= Written request =
Take each line that has the word "Membresía" and return it.
* BEGIN Data to use *
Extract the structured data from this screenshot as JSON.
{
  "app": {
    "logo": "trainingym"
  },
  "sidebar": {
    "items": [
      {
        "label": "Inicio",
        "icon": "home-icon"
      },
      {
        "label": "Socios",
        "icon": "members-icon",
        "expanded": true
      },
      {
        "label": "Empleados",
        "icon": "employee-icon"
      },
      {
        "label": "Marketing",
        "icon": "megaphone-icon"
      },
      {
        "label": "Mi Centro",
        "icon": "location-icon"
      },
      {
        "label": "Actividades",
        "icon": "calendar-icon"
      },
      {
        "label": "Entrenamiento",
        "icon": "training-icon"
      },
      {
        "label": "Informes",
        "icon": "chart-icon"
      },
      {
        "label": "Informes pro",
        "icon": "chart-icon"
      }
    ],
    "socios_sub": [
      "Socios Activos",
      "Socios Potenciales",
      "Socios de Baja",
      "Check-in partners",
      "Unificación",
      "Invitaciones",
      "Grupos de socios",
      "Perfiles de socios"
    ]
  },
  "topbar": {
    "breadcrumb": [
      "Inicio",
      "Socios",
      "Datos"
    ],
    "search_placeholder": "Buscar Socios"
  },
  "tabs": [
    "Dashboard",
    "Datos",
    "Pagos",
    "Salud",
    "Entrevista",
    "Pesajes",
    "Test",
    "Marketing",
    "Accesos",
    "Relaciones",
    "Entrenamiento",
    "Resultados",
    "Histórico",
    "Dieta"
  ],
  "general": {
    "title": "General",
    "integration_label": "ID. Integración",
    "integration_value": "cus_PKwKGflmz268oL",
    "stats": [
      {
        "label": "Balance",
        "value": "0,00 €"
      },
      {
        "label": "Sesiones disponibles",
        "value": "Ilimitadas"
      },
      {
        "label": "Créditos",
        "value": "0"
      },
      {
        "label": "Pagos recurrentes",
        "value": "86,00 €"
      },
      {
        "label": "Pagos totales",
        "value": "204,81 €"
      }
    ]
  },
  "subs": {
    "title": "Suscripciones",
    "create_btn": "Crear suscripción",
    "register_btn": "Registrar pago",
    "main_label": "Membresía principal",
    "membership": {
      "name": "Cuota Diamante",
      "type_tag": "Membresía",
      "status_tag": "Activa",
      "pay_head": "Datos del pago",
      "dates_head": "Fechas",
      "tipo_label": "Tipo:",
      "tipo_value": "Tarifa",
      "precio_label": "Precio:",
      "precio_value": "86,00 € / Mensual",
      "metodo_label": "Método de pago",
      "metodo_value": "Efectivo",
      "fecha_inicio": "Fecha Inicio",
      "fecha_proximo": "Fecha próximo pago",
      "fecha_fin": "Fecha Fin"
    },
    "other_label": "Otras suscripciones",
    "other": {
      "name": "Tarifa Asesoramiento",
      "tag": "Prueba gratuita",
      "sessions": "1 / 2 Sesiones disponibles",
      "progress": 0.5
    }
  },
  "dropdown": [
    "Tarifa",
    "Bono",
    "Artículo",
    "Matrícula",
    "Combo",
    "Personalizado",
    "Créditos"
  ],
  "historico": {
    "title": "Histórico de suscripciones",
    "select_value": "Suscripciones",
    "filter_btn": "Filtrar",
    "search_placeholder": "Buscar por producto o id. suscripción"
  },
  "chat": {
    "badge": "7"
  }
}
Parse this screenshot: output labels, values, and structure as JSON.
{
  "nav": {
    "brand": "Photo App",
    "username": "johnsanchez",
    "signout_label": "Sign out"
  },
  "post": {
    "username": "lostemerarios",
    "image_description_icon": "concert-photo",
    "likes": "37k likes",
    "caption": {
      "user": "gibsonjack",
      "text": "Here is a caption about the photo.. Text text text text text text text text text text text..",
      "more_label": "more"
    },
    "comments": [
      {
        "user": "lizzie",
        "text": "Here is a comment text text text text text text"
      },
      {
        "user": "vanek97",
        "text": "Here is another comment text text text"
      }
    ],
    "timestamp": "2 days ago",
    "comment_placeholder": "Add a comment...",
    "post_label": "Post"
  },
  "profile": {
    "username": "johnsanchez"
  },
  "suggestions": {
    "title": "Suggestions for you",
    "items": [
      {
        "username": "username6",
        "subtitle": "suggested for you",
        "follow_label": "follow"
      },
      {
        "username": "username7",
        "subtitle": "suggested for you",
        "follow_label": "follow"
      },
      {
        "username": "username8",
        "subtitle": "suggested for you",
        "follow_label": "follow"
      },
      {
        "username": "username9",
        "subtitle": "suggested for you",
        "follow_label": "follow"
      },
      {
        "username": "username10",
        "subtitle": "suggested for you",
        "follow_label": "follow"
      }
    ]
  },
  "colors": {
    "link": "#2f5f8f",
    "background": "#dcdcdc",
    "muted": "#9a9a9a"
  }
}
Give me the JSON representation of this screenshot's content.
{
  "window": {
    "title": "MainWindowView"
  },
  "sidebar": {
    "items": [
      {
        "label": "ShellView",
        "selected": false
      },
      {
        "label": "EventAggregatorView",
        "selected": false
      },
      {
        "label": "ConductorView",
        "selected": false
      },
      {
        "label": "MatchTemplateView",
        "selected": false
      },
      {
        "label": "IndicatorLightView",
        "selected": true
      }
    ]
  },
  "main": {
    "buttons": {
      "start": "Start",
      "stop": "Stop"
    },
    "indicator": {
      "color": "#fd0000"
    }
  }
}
* END Data to use *
= Solved problem =
    "main_label": "Membresía principal",
      "type_tag": "Membresía",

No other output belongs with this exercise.